Excerpt from a dataset:
══════

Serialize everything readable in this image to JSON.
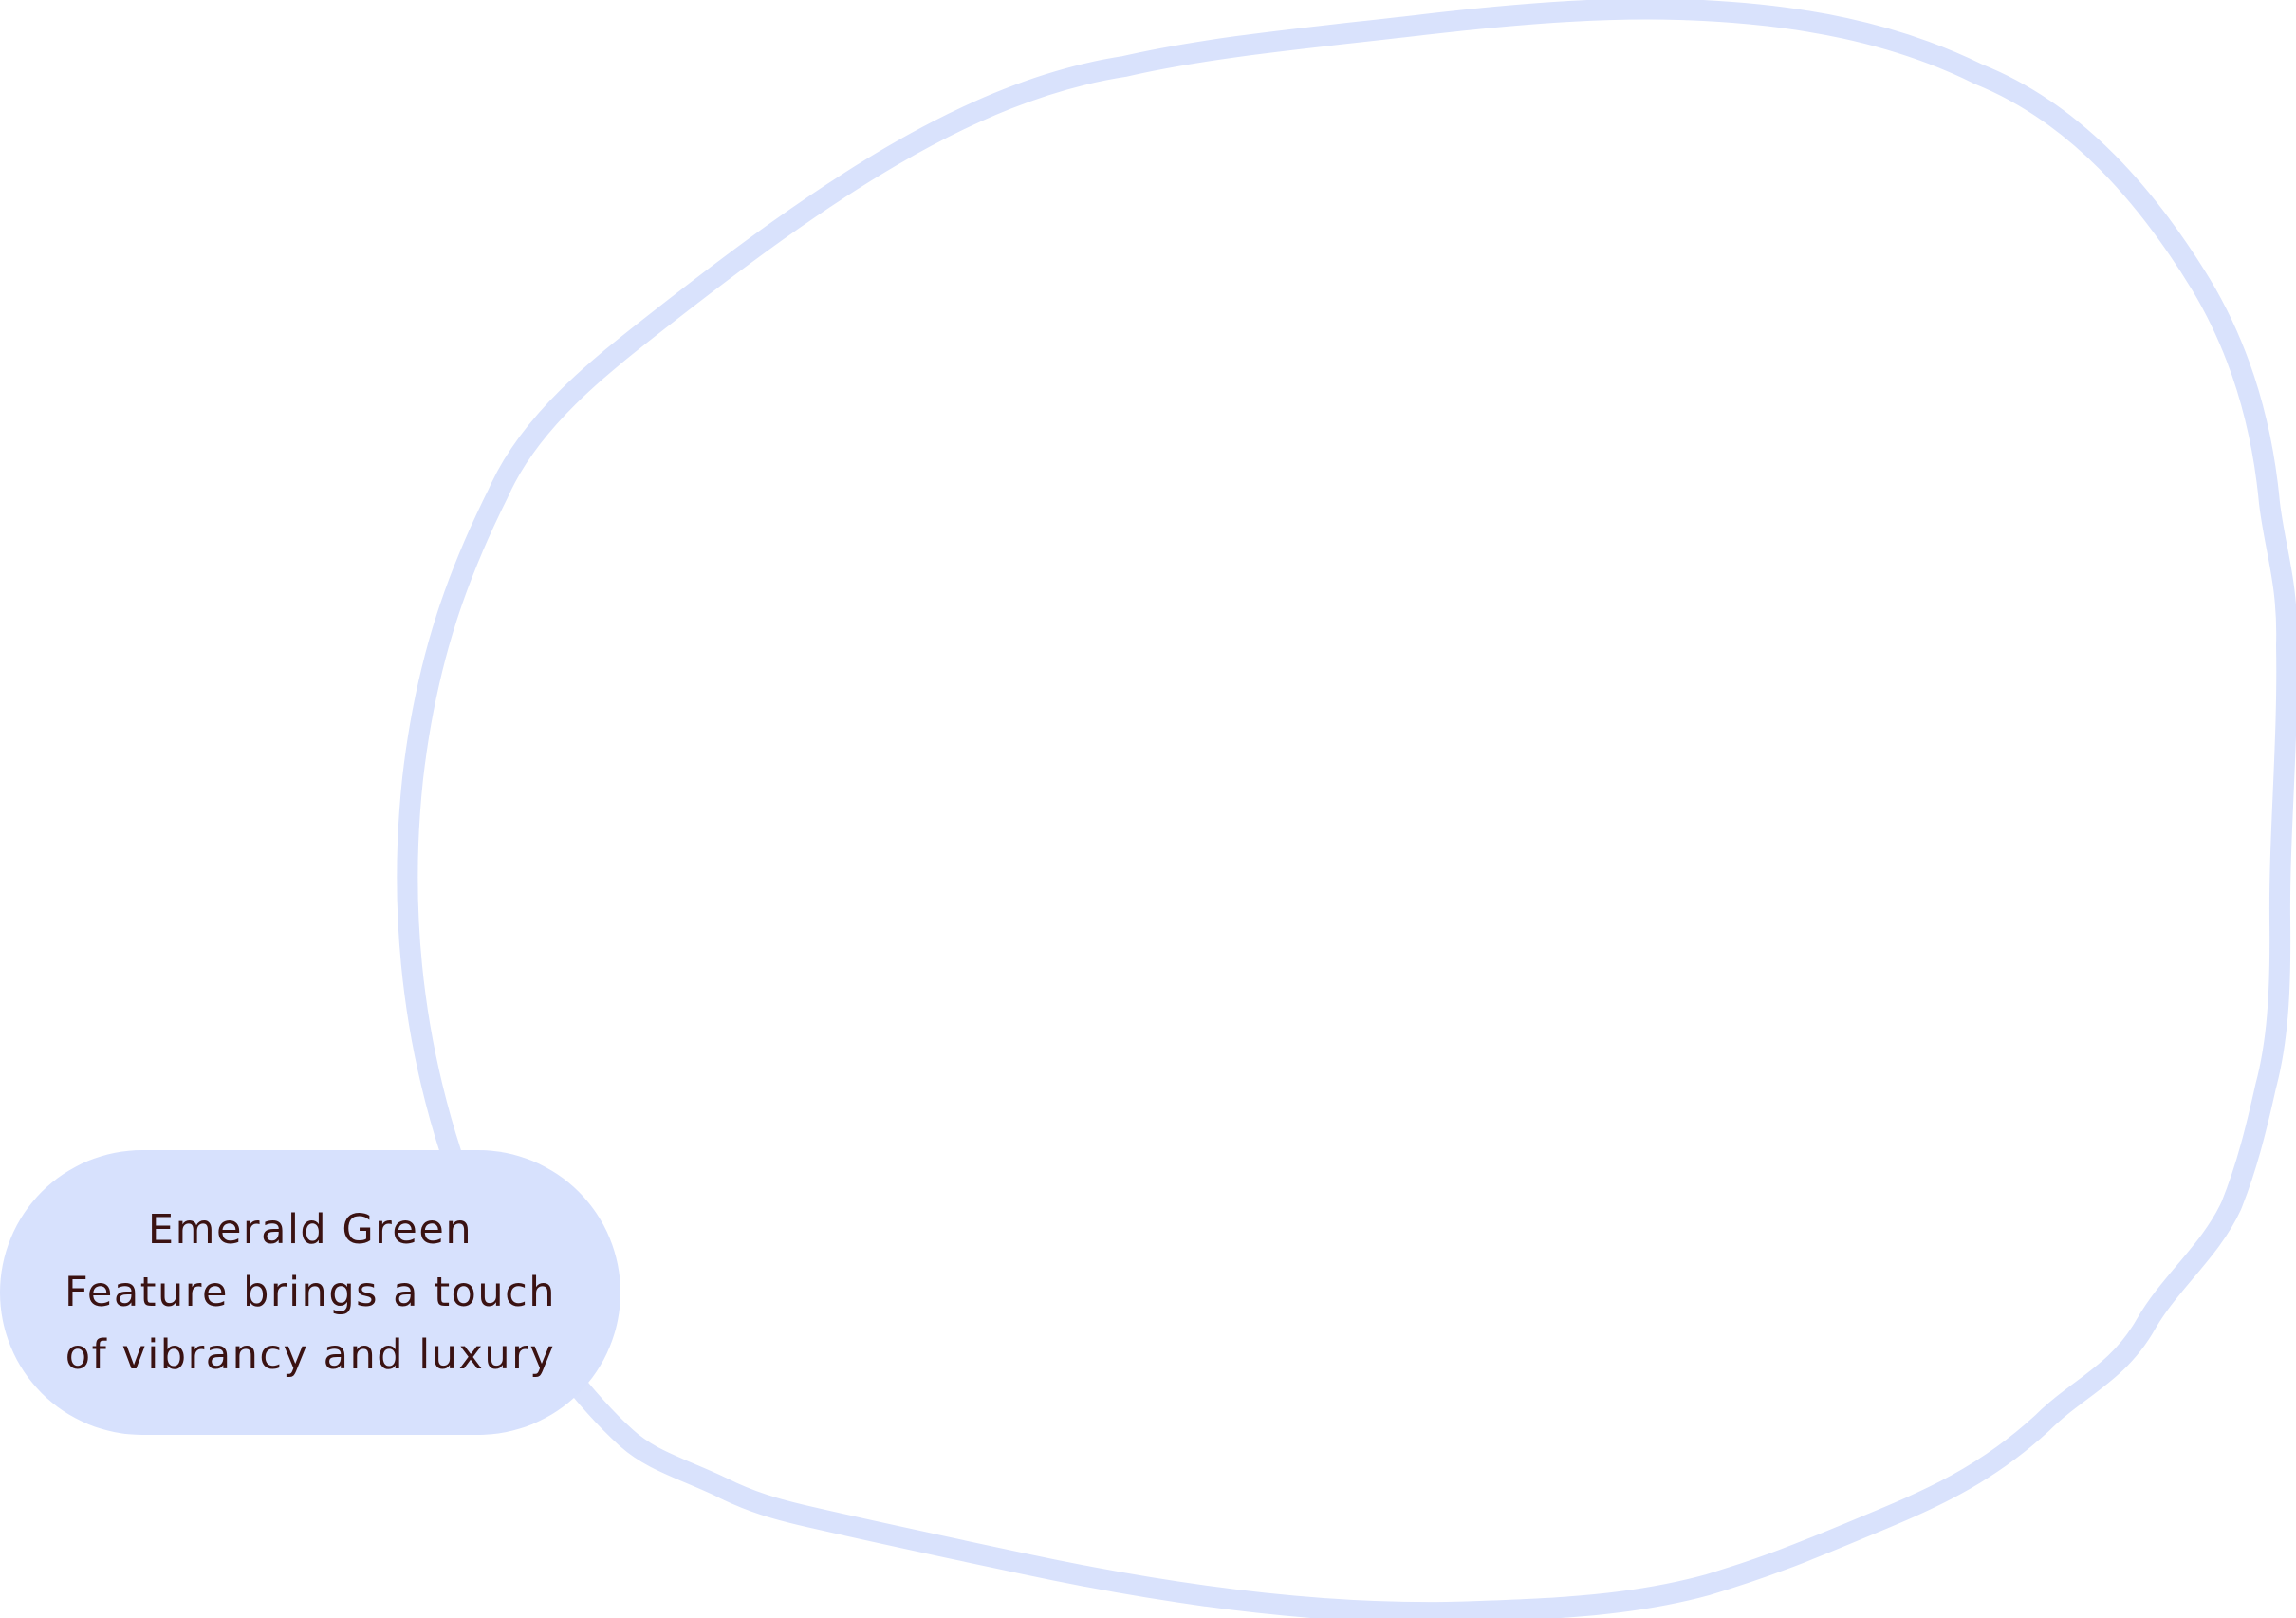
{
  "colors": {
    "background": "#ffffff",
    "outline": "#d9e2fc",
    "pill_fill": "#d7e1fd",
    "label_text": "#3a1212"
  },
  "label": {
    "lines": [
      "Emerald Green",
      "Feature brings a touch",
      "of vibrancy and luxury"
    ]
  }
}
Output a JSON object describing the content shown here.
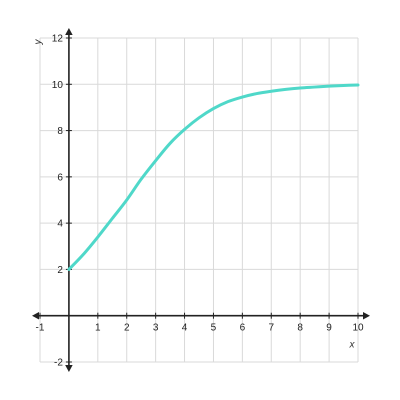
{
  "chart_data": {
    "type": "line",
    "title": "",
    "xlabel": "x",
    "ylabel": "y",
    "xlim": [
      -1,
      10
    ],
    "ylim": [
      -2,
      12
    ],
    "x_ticks": [
      -1,
      1,
      2,
      3,
      4,
      5,
      6,
      7,
      8,
      9,
      10
    ],
    "y_ticks": [
      -2,
      2,
      4,
      6,
      8,
      10,
      12
    ],
    "grid": true,
    "legend": "none",
    "series": [
      {
        "color": "#4fd8c9",
        "points": [
          [
            0,
            2.0
          ],
          [
            0.5,
            2.65
          ],
          [
            1,
            3.4
          ],
          [
            1.5,
            4.2
          ],
          [
            2,
            5.0
          ],
          [
            2.5,
            5.9
          ],
          [
            3,
            6.7
          ],
          [
            3.5,
            7.45
          ],
          [
            4,
            8.05
          ],
          [
            4.5,
            8.55
          ],
          [
            5,
            8.95
          ],
          [
            5.5,
            9.25
          ],
          [
            6,
            9.45
          ],
          [
            6.5,
            9.6
          ],
          [
            7,
            9.7
          ],
          [
            7.5,
            9.78
          ],
          [
            8,
            9.84
          ],
          [
            8.5,
            9.88
          ],
          [
            9,
            9.92
          ],
          [
            9.5,
            9.95
          ],
          [
            10,
            9.97
          ]
        ]
      }
    ]
  }
}
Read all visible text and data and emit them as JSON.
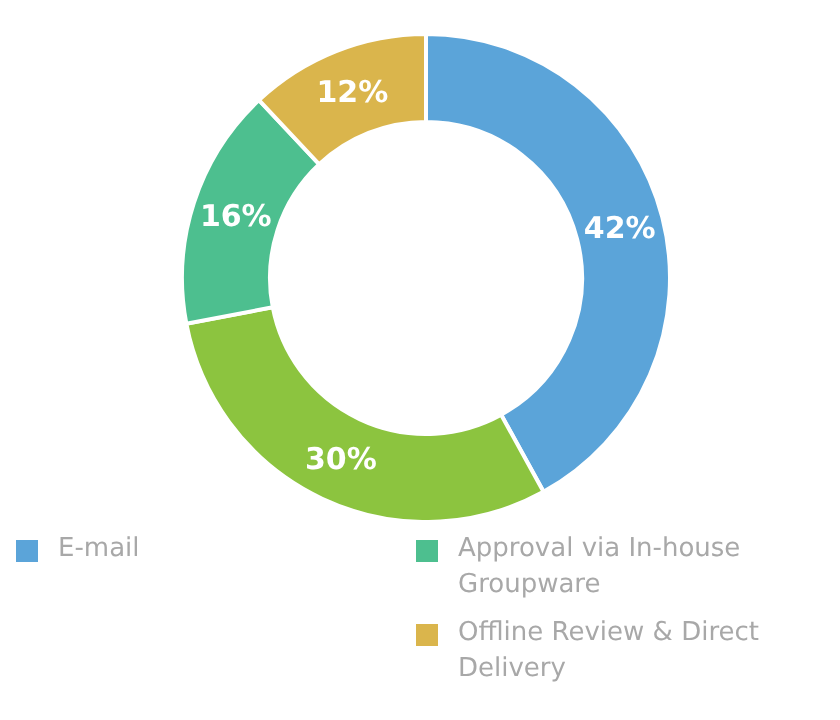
{
  "chart_data": {
    "type": "donut",
    "categories": [
      "E-mail",
      null,
      "Approval via In-house Groupware",
      "Offline Review & Direct Delivery"
    ],
    "values": [
      42,
      30,
      16,
      12
    ],
    "colors": [
      "#5ba4d9",
      "#8cc43f",
      "#4dbf8f",
      "#dab54c"
    ],
    "value_labels": [
      "42%",
      "30%",
      "16%",
      "12%"
    ],
    "legend": "bottom"
  }
}
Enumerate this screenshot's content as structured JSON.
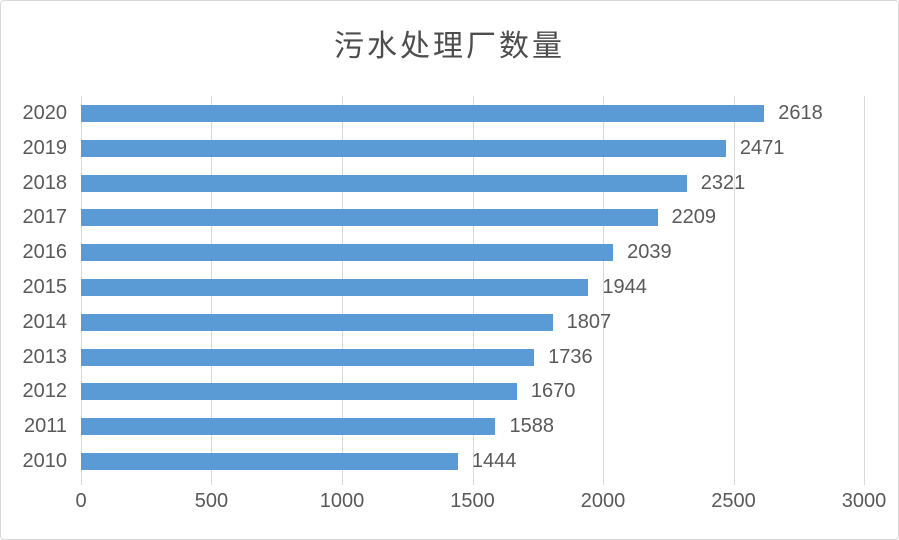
{
  "chart_data": {
    "type": "bar",
    "orientation": "horizontal",
    "title": "污水处理厂数量",
    "categories": [
      "2020",
      "2019",
      "2018",
      "2017",
      "2016",
      "2015",
      "2014",
      "2013",
      "2012",
      "2011",
      "2010"
    ],
    "values": [
      2618,
      2471,
      2321,
      2209,
      2039,
      1944,
      1807,
      1736,
      1670,
      1588,
      1444
    ],
    "data_labels": [
      "2618",
      "2471",
      "2321",
      "2209",
      "2039",
      "1944",
      "1807",
      "1736",
      "1670",
      "1588",
      "1444"
    ],
    "x_ticks": [
      0,
      500,
      1000,
      1500,
      2000,
      2500,
      3000
    ],
    "x_tick_labels": [
      "0",
      "500",
      "1000",
      "1500",
      "2000",
      "2500",
      "3000"
    ],
    "xlim": [
      0,
      3000
    ],
    "grid": true,
    "legend": "none",
    "bar_color": "#5B9BD5",
    "gridline_color": "#D9D9D9",
    "text_color": "#595959",
    "title_color": "#4D4D4D"
  }
}
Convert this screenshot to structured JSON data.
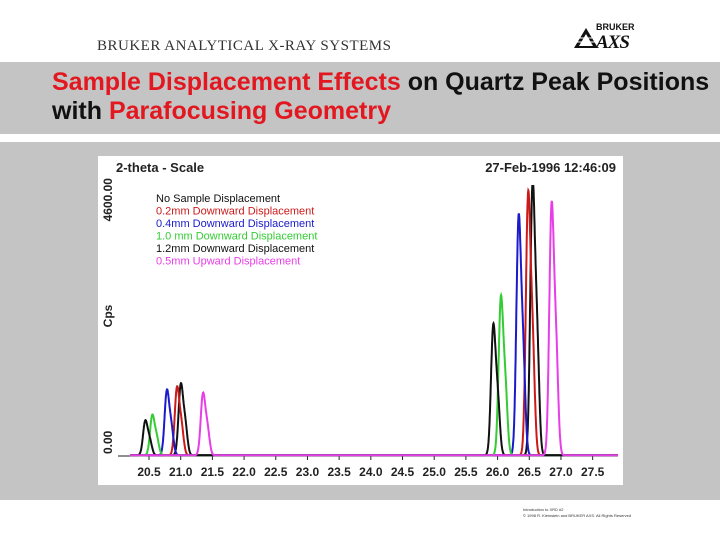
{
  "header": {
    "company": "BRUKER ANALYTICAL X-RAY SYSTEMS",
    "logo_top": "BRUKER",
    "logo_bottom": "AXS"
  },
  "title": {
    "highlight_1": "Sample Displacement Effects",
    "plain_1": " on Quartz Peak Positions with ",
    "highlight_2": "Parafocusing Geometry",
    "highlight_color": "#e2171f"
  },
  "chart_data": {
    "type": "line",
    "header_left": "2-theta - Scale",
    "header_right": "27-Feb-1996 12:46:09",
    "ylabel": "Cps",
    "ylim": [
      0,
      4600
    ],
    "ytick_labels": [
      "0.00",
      "4600.00"
    ],
    "xlim": [
      20.2,
      27.9
    ],
    "xticks": [
      "20.5",
      "21.0",
      "21.5",
      "22.0",
      "22.5",
      "23.0",
      "23.5",
      "24.0",
      "24.5",
      "25.0",
      "25.5",
      "26.0",
      "26.5",
      "27.0",
      "27.5"
    ],
    "series": [
      {
        "name": "No Sample Displacement",
        "color": "#111111",
        "peaks": [
          {
            "x": 21.0,
            "y": 1150
          },
          {
            "x": 26.55,
            "y": 4400
          }
        ]
      },
      {
        "name": "0.2mm Downward Displacement",
        "color": "#cc1a1a",
        "peaks": [
          {
            "x": 20.94,
            "y": 1100
          },
          {
            "x": 26.48,
            "y": 4220
          }
        ]
      },
      {
        "name": "0.4mm Downward Displacement",
        "color": "#1a1acc",
        "peaks": [
          {
            "x": 20.78,
            "y": 1050
          },
          {
            "x": 26.33,
            "y": 3850
          }
        ]
      },
      {
        "name": "1.0 mm Downward Displacement",
        "color": "#33cc33",
        "peaks": [
          {
            "x": 20.55,
            "y": 650
          },
          {
            "x": 26.05,
            "y": 2550
          }
        ]
      },
      {
        "name": "1.2mm Downward Displacement",
        "color": "#111111",
        "peaks": [
          {
            "x": 20.44,
            "y": 560
          },
          {
            "x": 25.93,
            "y": 2100
          }
        ]
      },
      {
        "name": "0.5mm Upward Displacement",
        "color": "#e83ee8",
        "peaks": [
          {
            "x": 21.35,
            "y": 1000
          },
          {
            "x": 26.85,
            "y": 4050
          }
        ]
      }
    ]
  },
  "footer": {
    "line1": "Introduction to XRD #2",
    "line2": "© 1998 R. Kleinstein and BRUKER AXS. All Rights Reserved"
  }
}
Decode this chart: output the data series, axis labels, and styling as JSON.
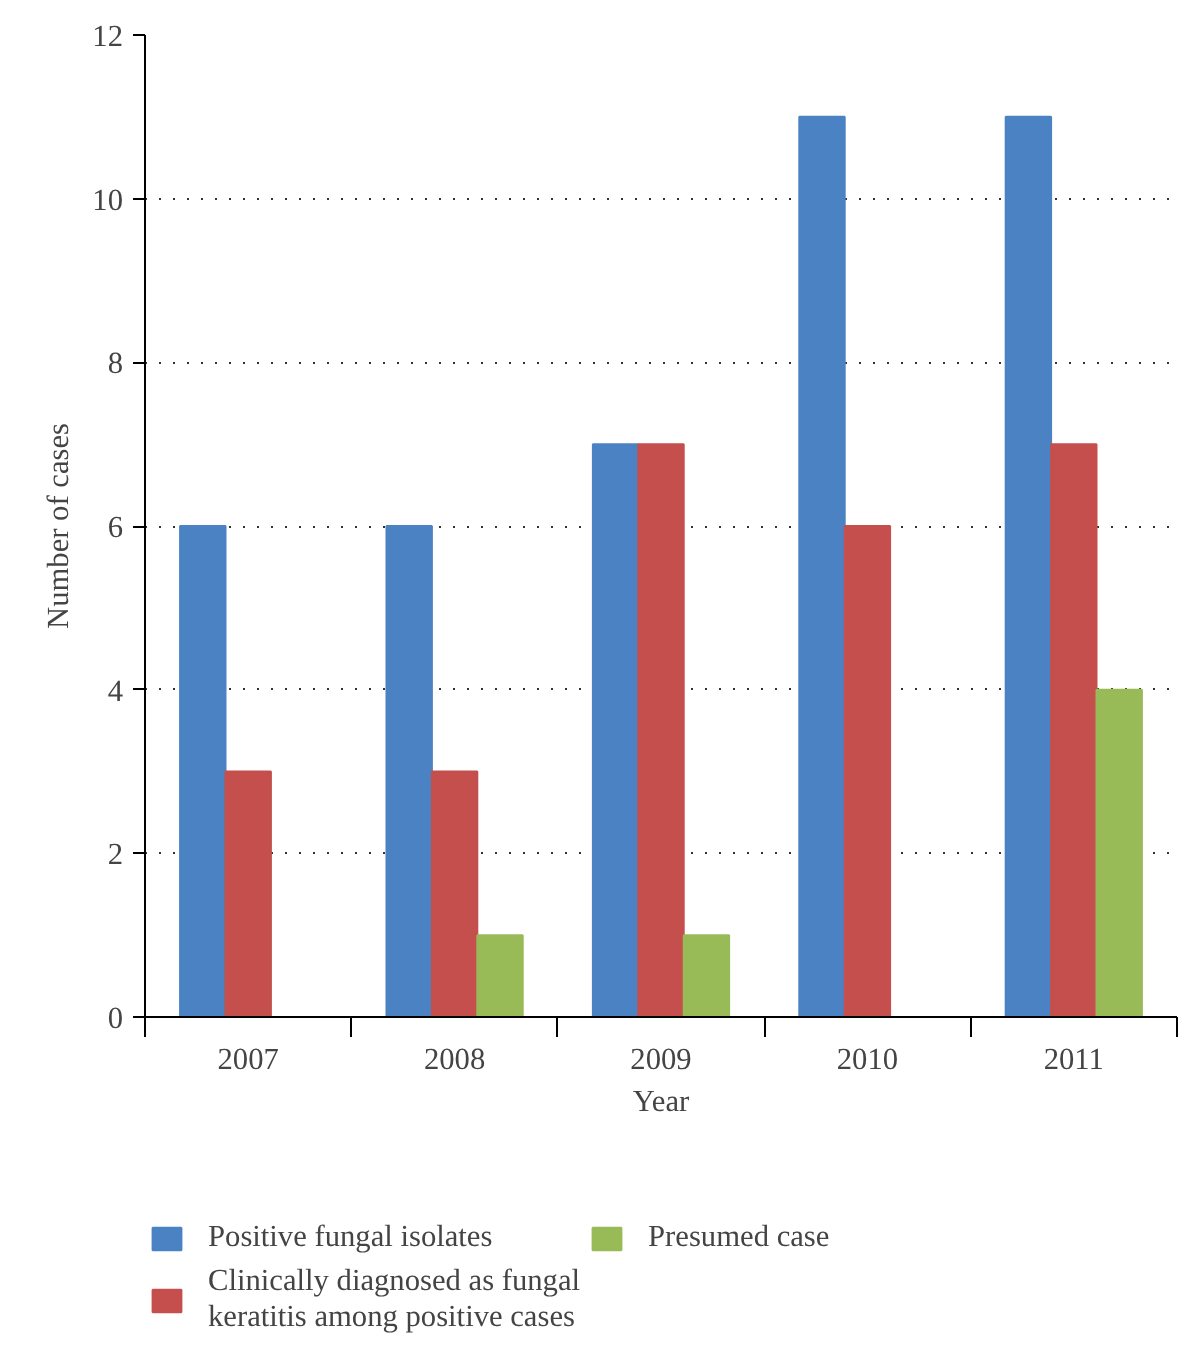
{
  "chart_data": {
    "type": "bar",
    "xlabel": "Year",
    "ylabel": "Number of cases",
    "categories": [
      "2007",
      "2008",
      "2009",
      "2010",
      "2011"
    ],
    "series": [
      {
        "name": "Positive fungal isolates",
        "color": "#4a82c3",
        "values": [
          6,
          6,
          7,
          11,
          11
        ]
      },
      {
        "name": "Clinically diagnosed as fungal keratitis among positive cases",
        "color": "#c44f4d",
        "values": [
          3,
          3,
          7,
          6,
          7
        ]
      },
      {
        "name": "Presumed case",
        "color": "#98bb57",
        "values": [
          0,
          1,
          1,
          0,
          4
        ]
      }
    ],
    "ylim": [
      0,
      12
    ],
    "yticks": [
      0,
      2,
      4,
      6,
      8,
      10,
      12
    ],
    "grid": "y",
    "legend": "bottom"
  }
}
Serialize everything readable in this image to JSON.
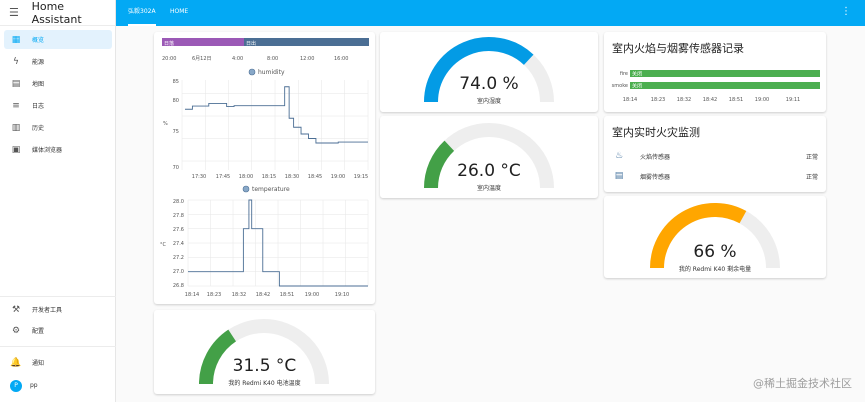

══════

-- EXERCISE AIM --
Pull out every line holding "name" from the records above, and copy it.

-- IN RESPONSE --
        "name": "No Sample Displacement",
        "name": "0.2mm Downward Displacement",
        "name": "0.4mm Downward Displacement",
        "name": "1.0 mm Downward Displacement",
        "name": "1.2mm Downward Displacement",
        "name": "0.5mm Upward Displacement",
        "name": "Positive fungal isolates",
        "name": "Clinically diagnosed as fungal keratitis among positive cases",
        "name": "Presumed case",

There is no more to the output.